### Passage shown
--- start ---

Move language VanillaSA parameter to _tokenize_text

2024-11-22 07:54:19 +00:00 · 2023-02-02 04:26:20 +01:00 · 2023-02-02 04:26:20 +01:00 · c212be37c3
commit c212be37c3
parent aa980012d7
1 changed files with 3 additions and 4 deletions
--- a/unimore_bda_6/analysis/vanilla.py
+++ b/unimore_bda_6/analysis/vanilla.py
@ -18,16 +18,15 @@ class VanillaSA(BaseSA, metaclass=abc.ABCMeta):
    A sentiment analyzer resembling the one implemented in structure the one implemented in the classroom, using the basic sentiment analyzer of NLTK.
    """

-    def __init__(self, language="english") -> None:
+    def __init__(self) -> None:
        super().__init__()
-        self.language: str = language
        self.model: nltk.sentiment.SentimentAnalyzer = nltk.sentiment.SentimentAnalyzer()

-    def _tokenize_text(self, text: str) -> list[str]:
+    def _tokenize_text(self, text: str, language: str = "english") -> list[str]:
        """

--- end ---

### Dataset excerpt
--- start ---

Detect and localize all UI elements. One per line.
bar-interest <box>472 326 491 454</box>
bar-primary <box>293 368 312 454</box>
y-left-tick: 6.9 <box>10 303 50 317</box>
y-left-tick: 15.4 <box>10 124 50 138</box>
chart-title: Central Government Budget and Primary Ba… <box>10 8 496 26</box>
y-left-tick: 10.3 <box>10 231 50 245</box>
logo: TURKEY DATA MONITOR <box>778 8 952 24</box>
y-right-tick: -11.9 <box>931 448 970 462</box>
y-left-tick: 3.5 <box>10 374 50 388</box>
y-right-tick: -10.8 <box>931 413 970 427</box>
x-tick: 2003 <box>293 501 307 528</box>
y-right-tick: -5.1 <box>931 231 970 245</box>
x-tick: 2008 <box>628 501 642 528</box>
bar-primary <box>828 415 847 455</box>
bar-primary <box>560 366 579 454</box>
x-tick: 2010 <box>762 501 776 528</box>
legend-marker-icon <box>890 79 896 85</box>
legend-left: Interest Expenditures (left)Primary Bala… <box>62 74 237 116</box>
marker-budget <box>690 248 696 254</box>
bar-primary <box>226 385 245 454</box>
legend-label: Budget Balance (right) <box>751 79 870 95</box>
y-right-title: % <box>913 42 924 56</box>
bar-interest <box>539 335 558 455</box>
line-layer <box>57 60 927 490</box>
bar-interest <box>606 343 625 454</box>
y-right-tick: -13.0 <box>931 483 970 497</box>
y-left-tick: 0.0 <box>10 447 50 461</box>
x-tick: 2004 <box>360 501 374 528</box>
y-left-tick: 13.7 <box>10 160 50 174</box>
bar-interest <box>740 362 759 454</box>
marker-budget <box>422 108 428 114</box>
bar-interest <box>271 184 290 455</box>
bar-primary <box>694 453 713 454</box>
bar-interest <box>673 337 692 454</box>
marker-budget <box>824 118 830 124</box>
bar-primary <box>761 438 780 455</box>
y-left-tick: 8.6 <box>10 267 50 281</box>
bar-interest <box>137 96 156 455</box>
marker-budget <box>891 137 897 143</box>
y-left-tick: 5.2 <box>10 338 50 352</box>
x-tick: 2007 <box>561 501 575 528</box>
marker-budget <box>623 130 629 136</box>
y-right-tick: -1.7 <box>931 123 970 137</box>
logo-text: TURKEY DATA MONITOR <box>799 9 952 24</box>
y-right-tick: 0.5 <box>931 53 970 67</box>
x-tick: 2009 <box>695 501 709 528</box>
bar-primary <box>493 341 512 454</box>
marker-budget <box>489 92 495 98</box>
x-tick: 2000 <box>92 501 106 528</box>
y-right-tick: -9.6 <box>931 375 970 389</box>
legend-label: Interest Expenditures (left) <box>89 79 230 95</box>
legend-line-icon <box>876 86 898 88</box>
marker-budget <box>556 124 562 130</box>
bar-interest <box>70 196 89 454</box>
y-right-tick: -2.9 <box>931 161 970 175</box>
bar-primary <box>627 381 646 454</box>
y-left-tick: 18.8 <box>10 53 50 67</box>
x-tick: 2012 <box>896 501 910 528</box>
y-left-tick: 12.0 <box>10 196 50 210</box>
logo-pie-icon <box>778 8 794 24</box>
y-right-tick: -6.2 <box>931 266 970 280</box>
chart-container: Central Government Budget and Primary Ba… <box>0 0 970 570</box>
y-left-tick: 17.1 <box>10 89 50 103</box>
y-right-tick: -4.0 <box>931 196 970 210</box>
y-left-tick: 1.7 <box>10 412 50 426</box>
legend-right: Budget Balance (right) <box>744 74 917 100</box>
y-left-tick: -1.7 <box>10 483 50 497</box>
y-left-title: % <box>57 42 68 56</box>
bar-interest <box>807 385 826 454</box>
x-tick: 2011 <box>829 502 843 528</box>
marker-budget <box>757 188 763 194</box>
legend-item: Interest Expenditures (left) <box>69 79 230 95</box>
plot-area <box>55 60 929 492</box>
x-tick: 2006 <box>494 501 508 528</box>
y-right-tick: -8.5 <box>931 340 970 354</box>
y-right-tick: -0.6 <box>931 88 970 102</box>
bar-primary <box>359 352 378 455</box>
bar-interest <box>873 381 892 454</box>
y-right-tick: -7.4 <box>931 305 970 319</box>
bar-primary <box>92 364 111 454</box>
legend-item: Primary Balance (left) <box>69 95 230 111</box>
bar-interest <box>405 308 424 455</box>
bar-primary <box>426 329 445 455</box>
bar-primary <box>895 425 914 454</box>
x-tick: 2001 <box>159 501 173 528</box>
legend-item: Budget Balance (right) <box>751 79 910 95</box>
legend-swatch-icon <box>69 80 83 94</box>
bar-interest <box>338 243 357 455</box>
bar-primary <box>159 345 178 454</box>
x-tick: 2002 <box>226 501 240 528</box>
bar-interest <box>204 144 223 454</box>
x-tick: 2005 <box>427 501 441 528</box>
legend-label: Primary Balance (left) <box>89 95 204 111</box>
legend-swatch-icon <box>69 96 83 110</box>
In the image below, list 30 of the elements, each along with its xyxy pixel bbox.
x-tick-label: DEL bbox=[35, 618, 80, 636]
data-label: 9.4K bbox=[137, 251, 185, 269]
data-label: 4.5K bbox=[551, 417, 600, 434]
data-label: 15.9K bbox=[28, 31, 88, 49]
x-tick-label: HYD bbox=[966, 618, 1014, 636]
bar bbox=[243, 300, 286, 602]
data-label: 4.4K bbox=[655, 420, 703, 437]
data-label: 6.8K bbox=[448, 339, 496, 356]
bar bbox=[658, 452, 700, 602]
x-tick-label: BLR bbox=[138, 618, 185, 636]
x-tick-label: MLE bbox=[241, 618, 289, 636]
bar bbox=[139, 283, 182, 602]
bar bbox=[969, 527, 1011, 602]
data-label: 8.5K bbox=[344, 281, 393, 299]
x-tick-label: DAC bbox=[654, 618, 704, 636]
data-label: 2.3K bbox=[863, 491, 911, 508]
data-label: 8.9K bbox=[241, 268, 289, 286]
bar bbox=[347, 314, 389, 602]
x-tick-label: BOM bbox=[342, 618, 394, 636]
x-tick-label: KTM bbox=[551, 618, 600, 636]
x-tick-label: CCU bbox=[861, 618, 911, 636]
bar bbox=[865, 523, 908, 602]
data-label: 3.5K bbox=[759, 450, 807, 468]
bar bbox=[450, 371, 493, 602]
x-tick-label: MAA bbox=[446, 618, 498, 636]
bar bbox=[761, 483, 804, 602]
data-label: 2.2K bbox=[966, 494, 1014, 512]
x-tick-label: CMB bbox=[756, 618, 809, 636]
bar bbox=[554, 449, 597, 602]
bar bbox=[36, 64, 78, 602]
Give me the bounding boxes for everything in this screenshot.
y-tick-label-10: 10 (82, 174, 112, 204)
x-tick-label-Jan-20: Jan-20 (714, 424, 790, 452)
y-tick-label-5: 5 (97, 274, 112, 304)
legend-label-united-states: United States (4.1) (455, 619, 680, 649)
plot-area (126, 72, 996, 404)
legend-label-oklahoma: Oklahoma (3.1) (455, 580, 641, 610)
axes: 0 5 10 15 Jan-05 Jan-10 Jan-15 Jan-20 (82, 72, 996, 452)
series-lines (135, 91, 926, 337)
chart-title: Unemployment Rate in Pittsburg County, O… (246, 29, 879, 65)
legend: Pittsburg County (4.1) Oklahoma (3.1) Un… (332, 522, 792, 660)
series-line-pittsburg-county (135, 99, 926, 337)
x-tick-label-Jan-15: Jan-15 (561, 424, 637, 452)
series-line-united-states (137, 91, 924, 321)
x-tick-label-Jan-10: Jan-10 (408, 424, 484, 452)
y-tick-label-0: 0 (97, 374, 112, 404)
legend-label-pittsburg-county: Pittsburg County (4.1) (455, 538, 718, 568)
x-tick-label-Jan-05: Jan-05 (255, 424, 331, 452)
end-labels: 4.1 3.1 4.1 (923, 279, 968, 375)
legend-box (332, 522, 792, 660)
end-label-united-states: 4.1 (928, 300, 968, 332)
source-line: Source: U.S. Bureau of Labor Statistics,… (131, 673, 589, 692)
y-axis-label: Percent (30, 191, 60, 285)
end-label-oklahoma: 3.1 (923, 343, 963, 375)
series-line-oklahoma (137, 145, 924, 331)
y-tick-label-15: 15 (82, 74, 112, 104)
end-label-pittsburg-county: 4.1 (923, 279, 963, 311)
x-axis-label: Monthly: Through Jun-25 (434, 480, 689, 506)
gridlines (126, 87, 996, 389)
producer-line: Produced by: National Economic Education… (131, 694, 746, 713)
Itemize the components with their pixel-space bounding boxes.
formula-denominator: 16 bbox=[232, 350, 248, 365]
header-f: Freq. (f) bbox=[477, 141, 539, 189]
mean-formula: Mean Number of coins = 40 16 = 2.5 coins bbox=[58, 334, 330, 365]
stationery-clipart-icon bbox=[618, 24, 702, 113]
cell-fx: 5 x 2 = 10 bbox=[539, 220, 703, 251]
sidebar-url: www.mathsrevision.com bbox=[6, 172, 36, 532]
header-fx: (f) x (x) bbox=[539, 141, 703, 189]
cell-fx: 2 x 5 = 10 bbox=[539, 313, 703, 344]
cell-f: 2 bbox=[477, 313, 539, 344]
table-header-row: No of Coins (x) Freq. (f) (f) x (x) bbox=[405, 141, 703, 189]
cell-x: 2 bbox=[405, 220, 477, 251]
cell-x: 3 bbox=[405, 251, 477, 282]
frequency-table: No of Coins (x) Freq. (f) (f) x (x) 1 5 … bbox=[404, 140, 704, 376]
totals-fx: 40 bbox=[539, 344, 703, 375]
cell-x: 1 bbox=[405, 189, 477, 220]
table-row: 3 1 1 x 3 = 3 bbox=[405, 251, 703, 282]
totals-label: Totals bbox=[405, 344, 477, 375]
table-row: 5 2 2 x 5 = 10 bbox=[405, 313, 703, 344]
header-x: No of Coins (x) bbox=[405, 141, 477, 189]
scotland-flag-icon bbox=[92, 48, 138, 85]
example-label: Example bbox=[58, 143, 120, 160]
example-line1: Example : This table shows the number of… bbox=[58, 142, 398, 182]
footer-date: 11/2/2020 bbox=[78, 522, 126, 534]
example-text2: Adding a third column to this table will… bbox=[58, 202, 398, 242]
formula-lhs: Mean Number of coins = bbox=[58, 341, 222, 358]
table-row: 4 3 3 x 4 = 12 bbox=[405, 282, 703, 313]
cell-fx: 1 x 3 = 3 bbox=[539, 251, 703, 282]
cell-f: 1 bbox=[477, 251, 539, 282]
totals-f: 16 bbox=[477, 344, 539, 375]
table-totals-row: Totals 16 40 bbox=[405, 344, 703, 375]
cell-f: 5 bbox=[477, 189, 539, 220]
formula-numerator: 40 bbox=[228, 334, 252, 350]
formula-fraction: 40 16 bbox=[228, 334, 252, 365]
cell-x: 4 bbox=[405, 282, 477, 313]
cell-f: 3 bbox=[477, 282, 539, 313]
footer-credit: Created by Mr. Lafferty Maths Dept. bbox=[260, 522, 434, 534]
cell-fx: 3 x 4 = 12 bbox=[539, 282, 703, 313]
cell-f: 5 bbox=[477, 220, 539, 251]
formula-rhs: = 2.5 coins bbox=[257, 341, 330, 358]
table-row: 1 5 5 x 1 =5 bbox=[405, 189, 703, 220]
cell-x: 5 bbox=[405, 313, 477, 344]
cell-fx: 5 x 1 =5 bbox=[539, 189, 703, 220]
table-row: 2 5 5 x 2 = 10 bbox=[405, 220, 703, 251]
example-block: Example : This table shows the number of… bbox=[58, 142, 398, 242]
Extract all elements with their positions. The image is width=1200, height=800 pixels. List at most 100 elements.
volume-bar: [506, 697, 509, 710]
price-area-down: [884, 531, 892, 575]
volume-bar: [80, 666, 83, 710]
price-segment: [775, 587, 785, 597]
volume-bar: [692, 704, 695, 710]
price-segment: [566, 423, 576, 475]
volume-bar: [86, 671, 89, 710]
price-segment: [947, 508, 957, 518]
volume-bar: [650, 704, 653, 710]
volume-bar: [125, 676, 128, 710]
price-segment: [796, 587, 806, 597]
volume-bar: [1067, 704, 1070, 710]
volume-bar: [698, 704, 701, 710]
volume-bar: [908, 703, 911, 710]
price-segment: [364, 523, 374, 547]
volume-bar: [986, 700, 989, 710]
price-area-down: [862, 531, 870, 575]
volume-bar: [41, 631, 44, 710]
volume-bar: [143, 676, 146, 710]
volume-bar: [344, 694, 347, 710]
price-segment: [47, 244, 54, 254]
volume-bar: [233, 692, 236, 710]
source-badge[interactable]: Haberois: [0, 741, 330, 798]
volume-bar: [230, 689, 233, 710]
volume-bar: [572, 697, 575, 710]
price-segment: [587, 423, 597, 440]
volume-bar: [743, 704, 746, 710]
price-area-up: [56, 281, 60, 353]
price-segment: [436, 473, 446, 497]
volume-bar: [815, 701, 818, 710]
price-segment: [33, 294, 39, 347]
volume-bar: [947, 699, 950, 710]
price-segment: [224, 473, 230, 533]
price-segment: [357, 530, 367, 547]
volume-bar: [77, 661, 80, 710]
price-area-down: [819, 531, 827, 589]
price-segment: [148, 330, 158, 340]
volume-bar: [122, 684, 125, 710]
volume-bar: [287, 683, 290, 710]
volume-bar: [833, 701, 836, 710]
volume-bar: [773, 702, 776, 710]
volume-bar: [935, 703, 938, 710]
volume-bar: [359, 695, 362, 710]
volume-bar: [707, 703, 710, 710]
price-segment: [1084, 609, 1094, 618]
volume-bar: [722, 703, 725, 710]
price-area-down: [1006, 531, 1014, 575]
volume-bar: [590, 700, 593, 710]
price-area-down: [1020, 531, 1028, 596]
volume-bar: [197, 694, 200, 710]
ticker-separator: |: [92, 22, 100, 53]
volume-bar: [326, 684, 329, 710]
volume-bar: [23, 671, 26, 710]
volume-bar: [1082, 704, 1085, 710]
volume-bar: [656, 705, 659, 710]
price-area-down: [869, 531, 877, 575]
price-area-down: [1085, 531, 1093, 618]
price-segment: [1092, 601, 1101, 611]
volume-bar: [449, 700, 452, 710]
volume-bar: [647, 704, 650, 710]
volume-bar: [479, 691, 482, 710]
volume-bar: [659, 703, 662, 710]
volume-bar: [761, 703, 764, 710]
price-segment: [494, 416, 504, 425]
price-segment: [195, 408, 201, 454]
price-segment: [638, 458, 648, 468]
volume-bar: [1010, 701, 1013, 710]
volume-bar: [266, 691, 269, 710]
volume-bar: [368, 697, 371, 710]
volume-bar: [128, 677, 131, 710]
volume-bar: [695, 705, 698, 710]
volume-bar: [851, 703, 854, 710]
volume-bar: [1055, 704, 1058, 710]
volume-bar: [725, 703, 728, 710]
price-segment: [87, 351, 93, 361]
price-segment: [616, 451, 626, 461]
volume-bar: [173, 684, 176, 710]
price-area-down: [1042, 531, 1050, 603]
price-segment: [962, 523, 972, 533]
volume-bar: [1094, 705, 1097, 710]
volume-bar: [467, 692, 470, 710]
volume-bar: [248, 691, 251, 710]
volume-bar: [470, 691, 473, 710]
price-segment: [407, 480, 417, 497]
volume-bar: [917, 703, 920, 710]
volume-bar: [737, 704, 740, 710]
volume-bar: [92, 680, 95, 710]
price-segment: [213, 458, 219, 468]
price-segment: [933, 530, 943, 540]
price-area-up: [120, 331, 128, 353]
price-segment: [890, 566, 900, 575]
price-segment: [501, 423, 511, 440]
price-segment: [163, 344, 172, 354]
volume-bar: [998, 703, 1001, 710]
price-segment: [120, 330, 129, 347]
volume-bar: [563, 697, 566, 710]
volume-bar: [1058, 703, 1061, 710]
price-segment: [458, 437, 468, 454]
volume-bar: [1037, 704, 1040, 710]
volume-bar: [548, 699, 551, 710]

--- end ---

### Work to be completed
In the commit, what default value does the new language parameter of _tokenize_text take? The rows play no role here.

### Task output
"english"